**THE DATA**.
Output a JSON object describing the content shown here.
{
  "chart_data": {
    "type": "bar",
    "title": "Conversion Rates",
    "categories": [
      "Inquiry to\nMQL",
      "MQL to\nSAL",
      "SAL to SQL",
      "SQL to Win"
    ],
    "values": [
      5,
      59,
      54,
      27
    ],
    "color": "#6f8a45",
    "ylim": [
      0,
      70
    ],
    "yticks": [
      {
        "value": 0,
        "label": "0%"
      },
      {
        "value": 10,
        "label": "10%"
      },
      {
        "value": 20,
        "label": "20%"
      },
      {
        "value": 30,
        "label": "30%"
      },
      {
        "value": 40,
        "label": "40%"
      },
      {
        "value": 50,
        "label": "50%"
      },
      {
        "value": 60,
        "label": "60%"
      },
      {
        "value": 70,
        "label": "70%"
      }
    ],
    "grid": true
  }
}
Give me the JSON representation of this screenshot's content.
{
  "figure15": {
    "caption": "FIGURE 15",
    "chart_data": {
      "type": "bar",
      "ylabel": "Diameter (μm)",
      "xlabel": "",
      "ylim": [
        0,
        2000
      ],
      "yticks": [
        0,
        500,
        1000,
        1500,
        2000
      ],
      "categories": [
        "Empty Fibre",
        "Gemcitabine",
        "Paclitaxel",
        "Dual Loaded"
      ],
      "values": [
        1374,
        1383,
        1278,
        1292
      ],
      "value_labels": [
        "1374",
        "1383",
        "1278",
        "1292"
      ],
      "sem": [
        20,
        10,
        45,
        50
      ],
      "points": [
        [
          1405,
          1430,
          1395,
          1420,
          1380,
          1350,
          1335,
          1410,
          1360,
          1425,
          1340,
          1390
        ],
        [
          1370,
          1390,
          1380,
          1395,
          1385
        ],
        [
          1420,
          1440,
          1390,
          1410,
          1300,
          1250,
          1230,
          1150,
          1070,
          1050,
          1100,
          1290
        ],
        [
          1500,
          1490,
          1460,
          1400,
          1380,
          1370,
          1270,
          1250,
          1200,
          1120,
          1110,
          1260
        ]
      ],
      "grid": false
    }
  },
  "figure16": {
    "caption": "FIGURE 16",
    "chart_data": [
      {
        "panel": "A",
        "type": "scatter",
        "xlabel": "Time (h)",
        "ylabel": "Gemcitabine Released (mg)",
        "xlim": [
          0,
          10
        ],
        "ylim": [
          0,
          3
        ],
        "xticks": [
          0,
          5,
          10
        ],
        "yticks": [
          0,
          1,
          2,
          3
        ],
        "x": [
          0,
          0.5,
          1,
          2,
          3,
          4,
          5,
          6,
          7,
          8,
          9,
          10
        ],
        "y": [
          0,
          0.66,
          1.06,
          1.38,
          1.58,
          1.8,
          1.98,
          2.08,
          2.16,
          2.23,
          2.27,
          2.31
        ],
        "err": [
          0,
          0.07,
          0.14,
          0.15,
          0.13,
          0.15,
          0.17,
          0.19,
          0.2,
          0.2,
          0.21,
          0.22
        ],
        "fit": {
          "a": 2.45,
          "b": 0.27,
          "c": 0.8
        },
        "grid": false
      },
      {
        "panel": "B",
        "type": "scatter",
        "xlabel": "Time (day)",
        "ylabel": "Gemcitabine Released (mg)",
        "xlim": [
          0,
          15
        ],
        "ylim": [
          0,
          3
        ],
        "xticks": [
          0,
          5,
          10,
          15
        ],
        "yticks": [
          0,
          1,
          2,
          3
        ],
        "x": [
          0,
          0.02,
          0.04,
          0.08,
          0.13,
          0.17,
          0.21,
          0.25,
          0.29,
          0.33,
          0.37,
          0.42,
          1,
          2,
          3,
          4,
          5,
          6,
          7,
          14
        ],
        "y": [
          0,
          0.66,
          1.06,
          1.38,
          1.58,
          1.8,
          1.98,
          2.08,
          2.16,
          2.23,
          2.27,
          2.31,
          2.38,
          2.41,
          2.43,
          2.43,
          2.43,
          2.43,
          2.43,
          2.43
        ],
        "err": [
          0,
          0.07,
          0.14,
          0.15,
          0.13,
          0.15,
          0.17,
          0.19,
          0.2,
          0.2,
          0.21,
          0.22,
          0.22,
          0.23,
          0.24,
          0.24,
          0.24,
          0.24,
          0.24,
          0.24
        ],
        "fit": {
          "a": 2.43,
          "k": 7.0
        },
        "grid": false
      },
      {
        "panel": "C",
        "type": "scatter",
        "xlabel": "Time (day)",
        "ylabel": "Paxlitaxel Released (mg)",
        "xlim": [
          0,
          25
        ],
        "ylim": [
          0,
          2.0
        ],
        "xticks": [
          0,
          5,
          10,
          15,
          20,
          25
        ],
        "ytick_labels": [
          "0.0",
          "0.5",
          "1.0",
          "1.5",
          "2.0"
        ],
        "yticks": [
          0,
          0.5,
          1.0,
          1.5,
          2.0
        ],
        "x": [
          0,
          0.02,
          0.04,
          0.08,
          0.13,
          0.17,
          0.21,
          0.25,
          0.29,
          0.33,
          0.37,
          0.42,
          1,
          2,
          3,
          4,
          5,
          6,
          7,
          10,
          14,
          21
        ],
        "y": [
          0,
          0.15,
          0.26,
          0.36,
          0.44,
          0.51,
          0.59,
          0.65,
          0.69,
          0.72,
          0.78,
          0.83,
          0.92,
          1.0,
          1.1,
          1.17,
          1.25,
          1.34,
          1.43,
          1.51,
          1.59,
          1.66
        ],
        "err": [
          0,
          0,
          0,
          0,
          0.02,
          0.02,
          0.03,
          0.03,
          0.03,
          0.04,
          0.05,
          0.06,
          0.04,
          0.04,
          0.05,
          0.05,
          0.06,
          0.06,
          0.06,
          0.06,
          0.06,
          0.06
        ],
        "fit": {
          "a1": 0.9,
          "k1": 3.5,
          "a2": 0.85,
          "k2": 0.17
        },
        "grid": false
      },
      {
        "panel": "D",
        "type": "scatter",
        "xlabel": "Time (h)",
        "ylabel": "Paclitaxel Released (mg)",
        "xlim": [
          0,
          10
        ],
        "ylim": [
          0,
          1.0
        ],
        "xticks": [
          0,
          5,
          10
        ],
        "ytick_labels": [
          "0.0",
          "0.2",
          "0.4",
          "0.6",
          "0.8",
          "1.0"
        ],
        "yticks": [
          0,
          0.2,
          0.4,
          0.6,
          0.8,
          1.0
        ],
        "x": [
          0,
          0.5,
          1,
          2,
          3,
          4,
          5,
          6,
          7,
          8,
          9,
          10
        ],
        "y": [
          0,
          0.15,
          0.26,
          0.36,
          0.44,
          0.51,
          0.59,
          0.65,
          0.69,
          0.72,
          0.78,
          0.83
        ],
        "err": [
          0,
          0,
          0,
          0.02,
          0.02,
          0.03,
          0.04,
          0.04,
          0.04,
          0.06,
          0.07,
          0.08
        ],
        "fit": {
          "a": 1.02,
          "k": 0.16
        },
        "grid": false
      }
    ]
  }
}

**WORK REQUIRED**.
How many lines in the records hold the string "ylabel"? Reply with the number alone.

**EXERCISE SOLUTION**.
5